**TEXT SEGMENT**
The Postgresql development team made an intentional design decided not
to include any one replication system into the main CVS tree simply
because there are many types of fundamentally different replication that
serve different purposes.
Slony is well tested, and is used in many production environments. It
is a master-slave replication system, it works quite well and is
supported by the slony team. I would not call it non-native. In
addition there are several other replication implementation that serve
different purposes, some are commercially supported by a vendor.
Please don't spread FUD about a system you don't understand. I have not
and would not say a single negative thing about mysql or its replication
because I don't have experience with it.
Matt
Simon Lange wrote:
varieties means ports?! branches of the original pgsql source?! or are these
thridparty solutions which add external functionalities which pgsql does not
provide? however, i would prefer a native replication instead a workaround.

**DATA SEGMENT**
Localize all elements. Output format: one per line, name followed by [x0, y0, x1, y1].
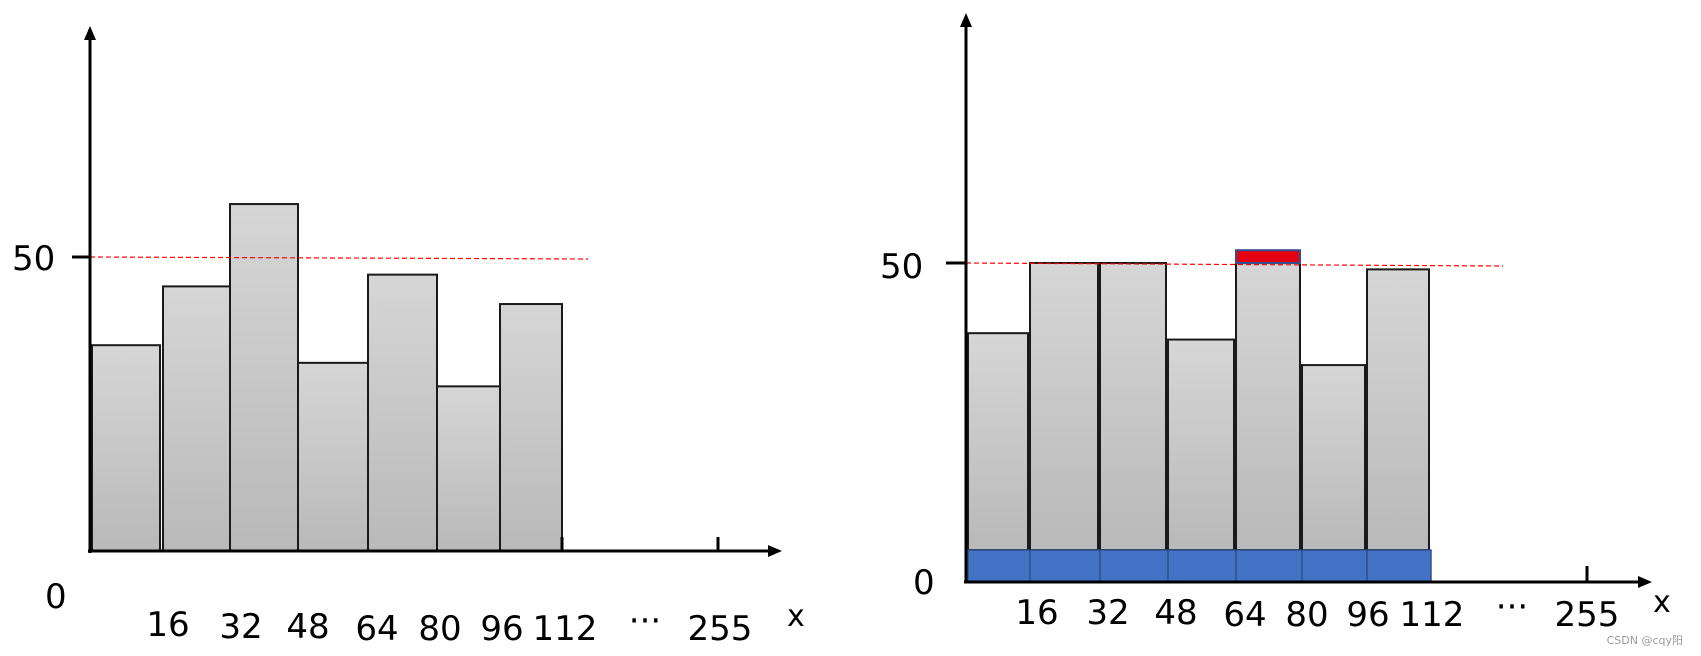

**DESCRIPTION OF THE TASK**
Using the post about PostgreSQL replication above, say whether each statement agrees with it. For each one, answer yes or no and quote the exact words from the post that decide it.
1. Slony is a master-slave replication system.
2. The PostgreSQL development team left replication out of the main CVS tree by accident.
3. The person writing the reply has criticized MySQL's replication.

**SOLVED PROBLEM**
1. Yes: "It is a master-slave replication system"
2. No: "The Postgresql development team made an intentional design decided not to include any one replication system into the main CVS tree"
3. No: "I have not and would not say a single negative thing about mysql or its replication"